* _What needs to be done_
Count the lines that include the string "Contemporary", and give only that number.

* _Extracted material_
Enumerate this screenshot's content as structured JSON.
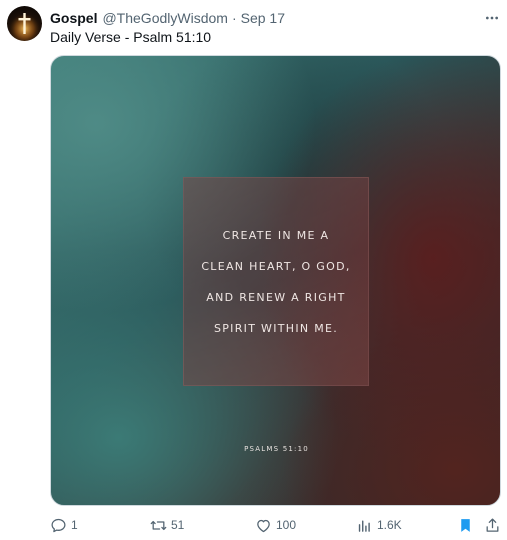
{
  "author": {
    "name": "Gospel",
    "handle": "@TheGodlyWisdom",
    "separator": "·",
    "date": "Sep 17"
  },
  "tweet": {
    "text": "Daily Verse - Psalm 51:10"
  },
  "media": {
    "quote_lines": [
      "CREATE IN ME A",
      "CLEAN HEART, O GOD,",
      "AND RENEW A RIGHT",
      "SPIRIT WITHIN ME."
    ],
    "reference": "PSALMS 51:10"
  },
  "actions": {
    "reply": {
      "icon": "reply-icon",
      "count": "1"
    },
    "retweet": {
      "icon": "retweet-icon",
      "count": "51"
    },
    "like": {
      "icon": "heart-icon",
      "count": "100"
    },
    "views": {
      "icon": "views-icon",
      "count": "1.6K"
    },
    "bookmark": {
      "icon": "bookmark-icon",
      "active": true
    },
    "share": {
      "icon": "share-icon"
    }
  },
  "colors": {
    "text_primary": "#0f1419",
    "text_secondary": "#536471",
    "bookmark_active": "#1d9bf0"
  }
}
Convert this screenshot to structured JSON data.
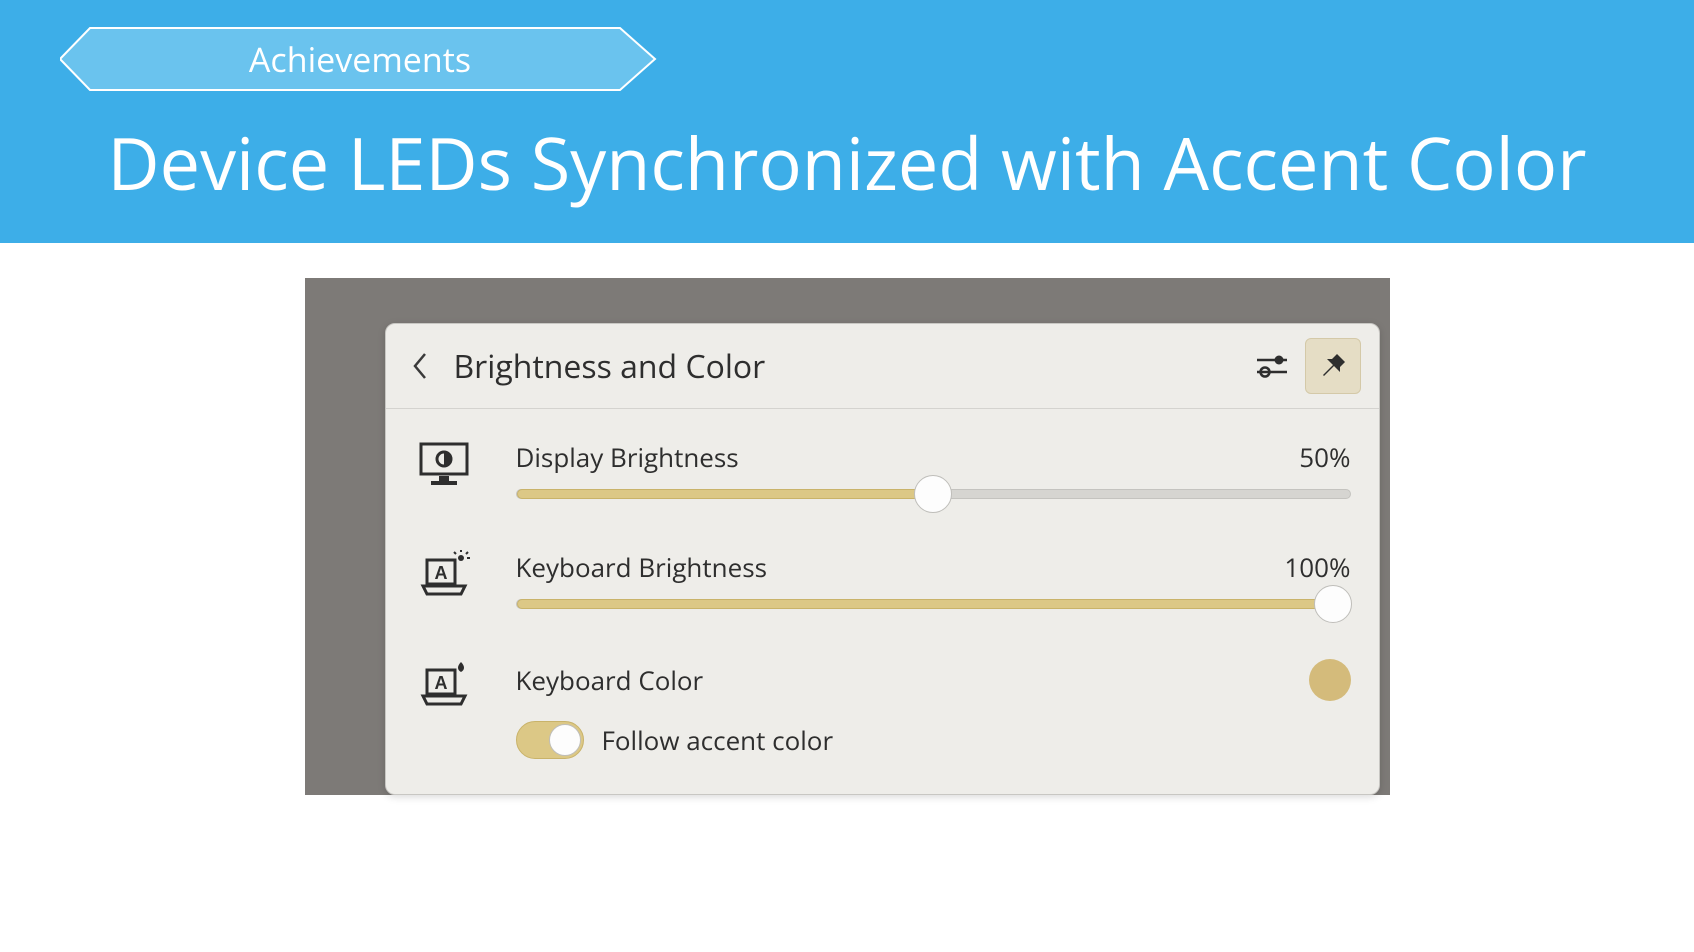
{
  "header": {
    "ribbon_label": "Achievements",
    "title": "Device LEDs Synchronized with Accent Color"
  },
  "popup": {
    "title": "Brightness and Color",
    "display": {
      "label": "Display Brightness",
      "value": "50%",
      "percent": 50
    },
    "keyboard": {
      "label": "Keyboard Brightness",
      "value": "100%",
      "percent": 100
    },
    "keyboard_color": {
      "label": "Keyboard Color",
      "swatch": "#d4bb7b",
      "toggle_label": "Follow accent color",
      "toggle_on": true
    }
  },
  "colors": {
    "banner": "#3daee8",
    "accent": "#dcc886",
    "panel_bg": "#eeede9"
  }
}
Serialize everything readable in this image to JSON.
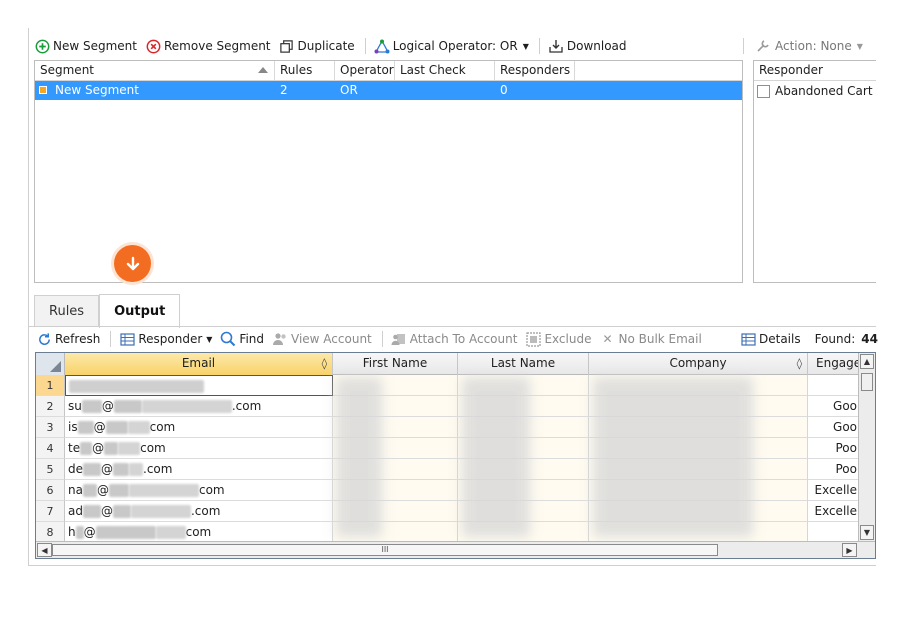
{
  "toolbar": {
    "new_segment": "New Segment",
    "remove_segment": "Remove Segment",
    "duplicate": "Duplicate",
    "logical_operator": "Logical Operator: OR",
    "download": "Download",
    "action": "Action: None"
  },
  "segments": {
    "columns": [
      "Segment",
      "Rules",
      "Operator",
      "Last Check",
      "Responders"
    ],
    "rows": [
      {
        "segment": "New Segment",
        "rules": "2",
        "operator": "OR",
        "last_check": "",
        "responders": "0"
      }
    ]
  },
  "responder_panel": {
    "header": "Responder",
    "items": [
      "Abandoned Cart and"
    ]
  },
  "tabs": [
    "Rules",
    "Output"
  ],
  "active_tab": "Output",
  "output_toolbar": {
    "refresh": "Refresh",
    "responder": "Responder",
    "find": "Find",
    "view_account": "View Account",
    "attach_to_account": "Attach To Account",
    "exclude": "Exclude",
    "no_bulk_email": "No Bulk Email",
    "details": "Details",
    "found_label": "Found:",
    "found_value": "44"
  },
  "output_grid": {
    "columns": [
      "Email",
      "First Name",
      "Last Name",
      "Company",
      "Engager"
    ],
    "rows": [
      {
        "n": "1",
        "email_prefix": "",
        "email_mid": "",
        "email_suffix": "",
        "engagement": ""
      },
      {
        "n": "2",
        "email_prefix": "su",
        "email_mid": "@",
        "email_suffix": ".com",
        "engagement": "Goo"
      },
      {
        "n": "3",
        "email_prefix": "is",
        "email_mid": "@",
        "email_suffix": "com",
        "engagement": "Goo"
      },
      {
        "n": "4",
        "email_prefix": "te",
        "email_mid": "@",
        "email_suffix": "com",
        "engagement": "Poo"
      },
      {
        "n": "5",
        "email_prefix": "de",
        "email_mid": "@",
        "email_suffix": ".com",
        "engagement": "Poo"
      },
      {
        "n": "6",
        "email_prefix": "na",
        "email_mid": "@",
        "email_suffix": "com",
        "engagement": "Excelle"
      },
      {
        "n": "7",
        "email_prefix": "ad",
        "email_mid": "@",
        "email_suffix": ".com",
        "engagement": "Excelle"
      },
      {
        "n": "8",
        "email_prefix": "h",
        "email_mid": "@",
        "email_suffix": "com",
        "engagement": ""
      }
    ]
  },
  "scrollbar": {
    "h_thumb_grip": "III"
  },
  "colors": {
    "selection": "#3399ff",
    "badge": "#f26d21",
    "email_header": "#f8d36a",
    "add_icon": "#1a9c3a",
    "remove_icon": "#d9262b"
  }
}
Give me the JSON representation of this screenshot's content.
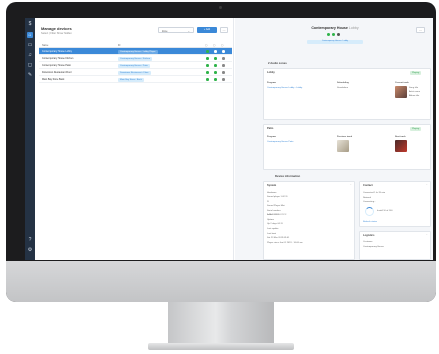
{
  "nav": {
    "icons": [
      "logo-icon",
      "home-icon",
      "devices-icon",
      "music-icon",
      "chat-icon",
      "wrench-icon"
    ],
    "bottom_icons": [
      "help-icon",
      "gear-icon"
    ]
  },
  "left": {
    "title": "Manage devices",
    "subtitle": "Select | Filter    Show hidden",
    "select_value": "Zone",
    "add_label": "+ Add",
    "columns": [
      "Name",
      "ID",
      "",
      "",
      ""
    ],
    "rows": [
      {
        "name": "Contemporary House Lobby",
        "pill": "Contemporary House • Lobby Player",
        "selected": true,
        "dots": [
          "#2fb34a",
          "#ffffff",
          "#ffffff"
        ]
      },
      {
        "name": "Contemporary House Kitchen",
        "pill": "Contemporary House • Kitchen",
        "selected": false,
        "dots": [
          "#2fb34a",
          "#2fb34a",
          "#888888"
        ]
      },
      {
        "name": "Contemporary House Patio",
        "pill": "Contemporary House • Patio",
        "selected": false,
        "dots": [
          "#2fb34a",
          "#2fb34a",
          "#888888"
        ]
      },
      {
        "name": "Downtown Restaurant Floor",
        "pill": "Downtown Restaurant • Floor",
        "selected": false,
        "dots": [
          "#2fb34a",
          "#2fb34a",
          "#888888"
        ]
      },
      {
        "name": "Main Bay Store Back",
        "pill": "Main Bay Store • Back",
        "selected": false,
        "dots": [
          "#2fb34a",
          "#2fb34a",
          "#888888"
        ]
      }
    ]
  },
  "right": {
    "title": "Contemporary House",
    "title_suffix": "Lobby",
    "chip": "Contemporary House • Lobby",
    "audio_zones_label": "2 Audio zones",
    "lobby": {
      "title": "Lobby",
      "status": "Playing",
      "program_label": "Program",
      "program_value": "Contemporary House Lobby - Lobby",
      "scheduling_label": "Scheduling",
      "scheduling_value": "Standalone",
      "current_label": "Current track",
      "track_lines": [
        "Song title",
        "Artist name",
        "Album title"
      ]
    },
    "patio": {
      "title": "Patio",
      "status": "Playing",
      "program_label": "Program",
      "program_value": "Contemporary House Patio",
      "prev_label": "Previous track",
      "next_label": "Next track"
    },
    "device_info_label": "Device information",
    "system": {
      "title": "System",
      "lines": [
        "Hardware",
        "Sound player 1.02.11",
        "Pi",
        "Sound Player Mini",
        "Serial number",
        "AAAA-BBBB-CCCC",
        "Uptime",
        "Up 2 days 04:11",
        "Last update",
        "Last boot",
        "Sat 23 Mar 2019 09:41",
        "Player since Jan 01 2019 · 10:00 am"
      ]
    },
    "connection": {
      "title": "Contact",
      "lines": [
        "Connected 1 hr 20 min",
        "Network",
        "Connecting...",
        "Install 10 of 100"
      ],
      "refresh_label": "Refresh status"
    },
    "logistics": {
      "title": "Logistics",
      "lines": [
        "Customer",
        "Contemporary House"
      ]
    }
  },
  "colors": {
    "accent": "#3b89d8",
    "nav_bg": "#243244",
    "ok": "#2fb34a",
    "bezel": "#1c1c1e",
    "aluminum": "#d6d7d9"
  }
}
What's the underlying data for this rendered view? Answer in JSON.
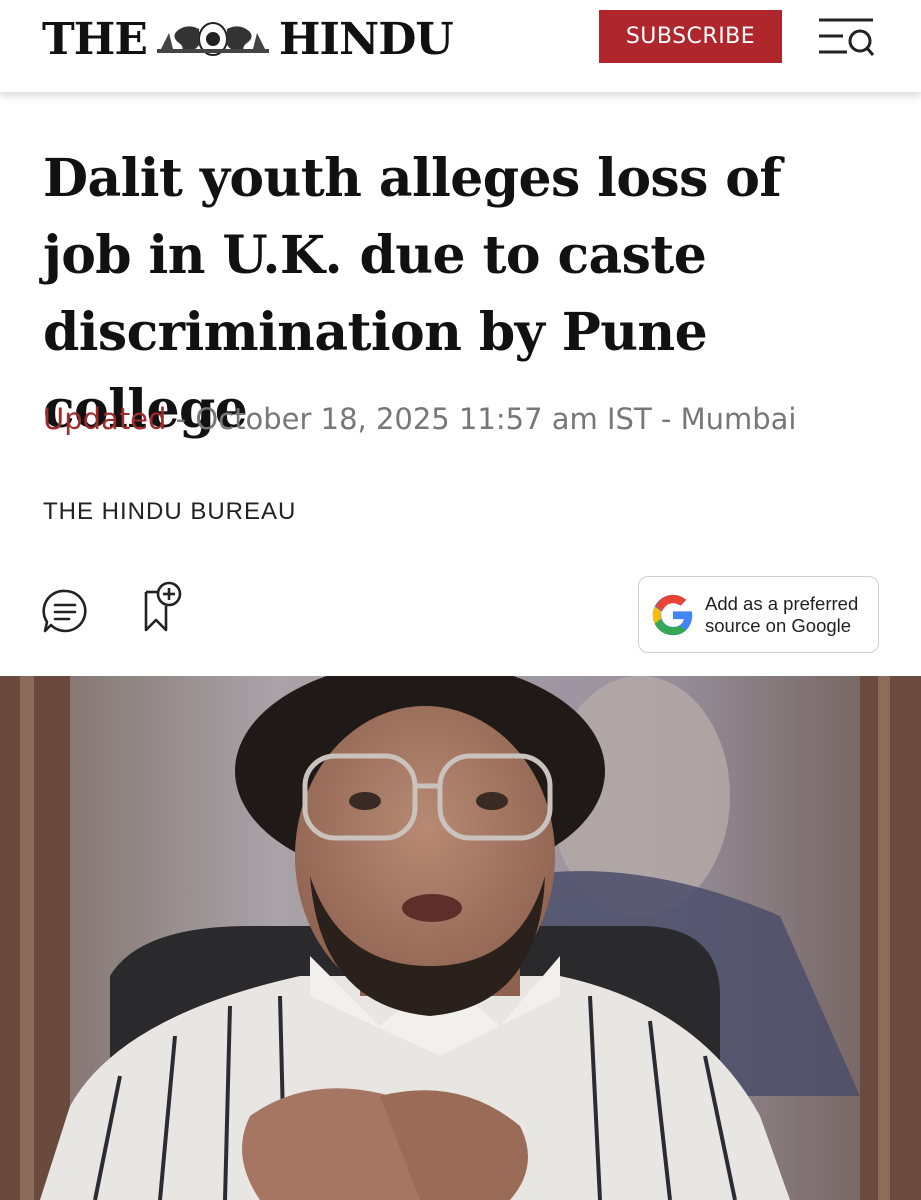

* _Worked solution_
11